» Task objective:
Copy out all the lines of the data precisely, omitting any pictures.

» Record set:
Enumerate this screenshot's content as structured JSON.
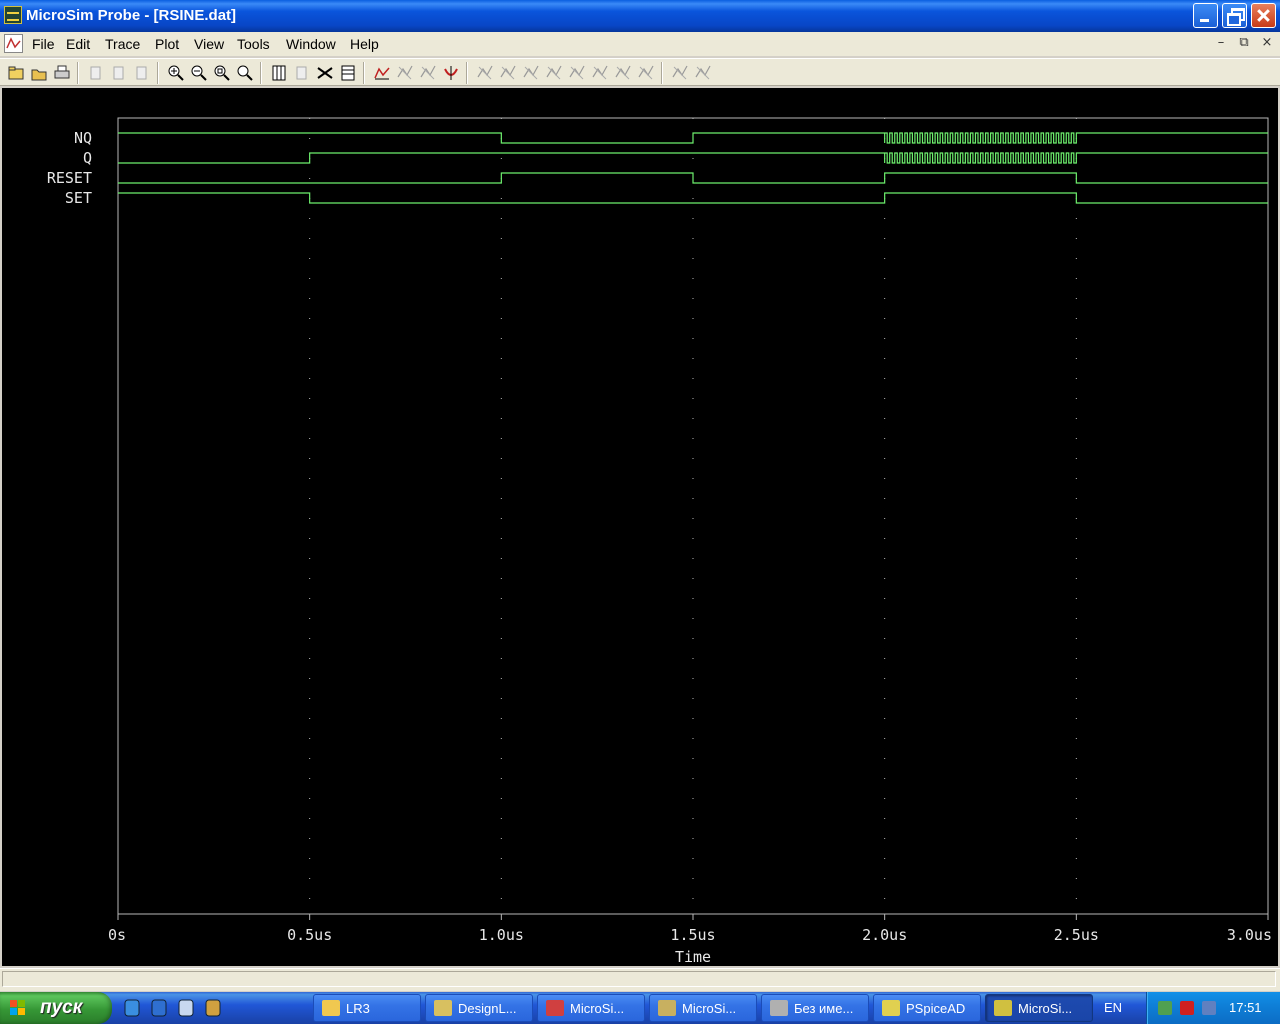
{
  "window": {
    "title": "MicroSim Probe - [RSINE.dat]"
  },
  "menu": [
    "File",
    "Edit",
    "Trace",
    "Plot",
    "View",
    "Tools",
    "Window",
    "Help"
  ],
  "mdi_controls": {
    "minimize": "–",
    "restore": "⧉",
    "close": "×"
  },
  "toolbar": {
    "groups": [
      [
        "open-file",
        "open-folder",
        "print"
      ],
      [
        "cut",
        "copy",
        "paste"
      ],
      [
        "zoom-in",
        "zoom-out",
        "zoom-area",
        "zoom-fit"
      ],
      [
        "axis",
        "plot-add",
        "add-trace",
        "table"
      ],
      [
        "fft",
        "cursor-trace",
        "cursor-peak",
        "cursor-mark"
      ],
      [
        "cursor-slope",
        "cursor-min",
        "cursor-max",
        "cursor-pt",
        "cursor-search",
        "cursor-next",
        "cursor-prev",
        "cursor-label"
      ],
      [
        "mark-label",
        "mark-point"
      ]
    ]
  },
  "chart_data": {
    "type": "digital-waveform",
    "x_unit": "us",
    "xlabel": "Time",
    "xlim": [
      0,
      3.0
    ],
    "x_ticks": [
      0,
      0.5,
      1.0,
      1.5,
      2.0,
      2.5,
      3.0
    ],
    "x_tick_labels": [
      "0s",
      "0.5us",
      "1.0us",
      "1.5us",
      "2.0us",
      "2.5us",
      "3.0us"
    ],
    "grid": true,
    "trace_color": "#6ef06e",
    "grid_color": "#b8b8b8",
    "background": "#000000",
    "series": [
      {
        "name": "NQ",
        "segments": [
          [
            0,
            1.0,
            1
          ],
          [
            1.0,
            1.5,
            0
          ],
          [
            1.5,
            2.0,
            1
          ],
          [
            2.0,
            2.5,
            "osc"
          ],
          [
            2.5,
            3.0,
            1
          ]
        ]
      },
      {
        "name": "Q",
        "segments": [
          [
            0,
            0.5,
            0
          ],
          [
            0.5,
            2.0,
            1
          ],
          [
            2.0,
            2.5,
            "osc"
          ],
          [
            2.5,
            3.0,
            1
          ]
        ]
      },
      {
        "name": "RESET",
        "segments": [
          [
            0,
            1.0,
            0
          ],
          [
            1.0,
            1.5,
            1
          ],
          [
            1.5,
            2.0,
            0
          ],
          [
            2.0,
            2.5,
            1
          ],
          [
            2.5,
            3.0,
            0
          ]
        ]
      },
      {
        "name": "SET",
        "segments": [
          [
            0,
            0.5,
            1
          ],
          [
            0.5,
            2.0,
            0
          ],
          [
            2.0,
            2.5,
            1
          ],
          [
            2.5,
            3.0,
            0
          ]
        ]
      }
    ],
    "oscillation_cycles": 38
  },
  "taskbar": {
    "start_label": "пуск",
    "quick_launch": [
      "ie-icon",
      "browser-icon",
      "notepad-icon",
      "tool-icon"
    ],
    "tasks": [
      {
        "label": "LR3",
        "icon_color": "#f0c850",
        "active": false
      },
      {
        "label": "DesignL...",
        "icon_color": "#d8c060",
        "active": false
      },
      {
        "label": "MicroSi...",
        "icon_color": "#d04040",
        "active": false
      },
      {
        "label": "MicroSi...",
        "icon_color": "#c8b060",
        "active": false
      },
      {
        "label": "Без име...",
        "icon_color": "#b0b0b0",
        "active": false
      },
      {
        "label": "PSpiceAD",
        "icon_color": "#e0d050",
        "active": false
      },
      {
        "label": "MicroSi...",
        "icon_color": "#d0c040",
        "active": true
      }
    ],
    "language": "EN",
    "tray_icons": [
      "network-icon",
      "antivirus-icon",
      "monitor-icon"
    ],
    "clock": "17:51"
  }
}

» Exercise answer:
Enumerate this screenshot's content as structured JSON.
{
  "window": {
    "title": "MicroSim Probe - [RSINE.dat]"
  },
  "menu": [
    "File",
    "Edit",
    "Trace",
    "Plot",
    "View",
    "Tools",
    "Window",
    "Help"
  ],
  "mdi_controls": {
    "minimize": "–",
    "restore": "⧉",
    "close": "×"
  },
  "toolbar": {
    "groups": [
      [
        "open-file",
        "open-folder",
        "print"
      ],
      [
        "cut",
        "copy",
        "paste"
      ],
      [
        "zoom-in",
        "zoom-out",
        "zoom-area",
        "zoom-fit"
      ],
      [
        "axis",
        "plot-add",
        "add-trace",
        "table"
      ],
      [
        "fft",
        "cursor-trace",
        "cursor-peak",
        "cursor-mark"
      ],
      [
        "cursor-slope",
        "cursor-min",
        "cursor-max",
        "cursor-pt",
        "cursor-search",
        "cursor-next",
        "cursor-prev",
        "cursor-label"
      ],
      [
        "mark-label",
        "mark-point"
      ]
    ]
  },
  "chart_data": {
    "type": "digital-waveform",
    "x_unit": "us",
    "xlabel": "Time",
    "xlim": [
      0,
      3.0
    ],
    "x_ticks": [
      0,
      0.5,
      1.0,
      1.5,
      2.0,
      2.5,
      3.0
    ],
    "x_tick_labels": [
      "0s",
      "0.5us",
      "1.0us",
      "1.5us",
      "2.0us",
      "2.5us",
      "3.0us"
    ],
    "grid": true,
    "trace_color": "#6ef06e",
    "grid_color": "#b8b8b8",
    "background": "#000000",
    "series": [
      {
        "name": "NQ",
        "segments": [
          [
            0,
            1.0,
            1
          ],
          [
            1.0,
            1.5,
            0
          ],
          [
            1.5,
            2.0,
            1
          ],
          [
            2.0,
            2.5,
            "osc"
          ],
          [
            2.5,
            3.0,
            1
          ]
        ]
      },
      {
        "name": "Q",
        "segments": [
          [
            0,
            0.5,
            0
          ],
          [
            0.5,
            2.0,
            1
          ],
          [
            2.0,
            2.5,
            "osc"
          ],
          [
            2.5,
            3.0,
            1
          ]
        ]
      },
      {
        "name": "RESET",
        "segments": [
          [
            0,
            1.0,
            0
          ],
          [
            1.0,
            1.5,
            1
          ],
          [
            1.5,
            2.0,
            0
          ],
          [
            2.0,
            2.5,
            1
          ],
          [
            2.5,
            3.0,
            0
          ]
        ]
      },
      {
        "name": "SET",
        "segments": [
          [
            0,
            0.5,
            1
          ],
          [
            0.5,
            2.0,
            0
          ],
          [
            2.0,
            2.5,
            1
          ],
          [
            2.5,
            3.0,
            0
          ]
        ]
      }
    ],
    "oscillation_cycles": 38
  },
  "taskbar": {
    "start_label": "пуск",
    "quick_launch": [
      "ie-icon",
      "browser-icon",
      "notepad-icon",
      "tool-icon"
    ],
    "tasks": [
      {
        "label": "LR3",
        "icon_color": "#f0c850",
        "active": false
      },
      {
        "label": "DesignL...",
        "icon_color": "#d8c060",
        "active": false
      },
      {
        "label": "MicroSi...",
        "icon_color": "#d04040",
        "active": false
      },
      {
        "label": "MicroSi...",
        "icon_color": "#c8b060",
        "active": false
      },
      {
        "label": "Без име...",
        "icon_color": "#b0b0b0",
        "active": false
      },
      {
        "label": "PSpiceAD",
        "icon_color": "#e0d050",
        "active": false
      },
      {
        "label": "MicroSi...",
        "icon_color": "#d0c040",
        "active": true
      }
    ],
    "language": "EN",
    "tray_icons": [
      "network-icon",
      "antivirus-icon",
      "monitor-icon"
    ],
    "clock": "17:51"
  }
}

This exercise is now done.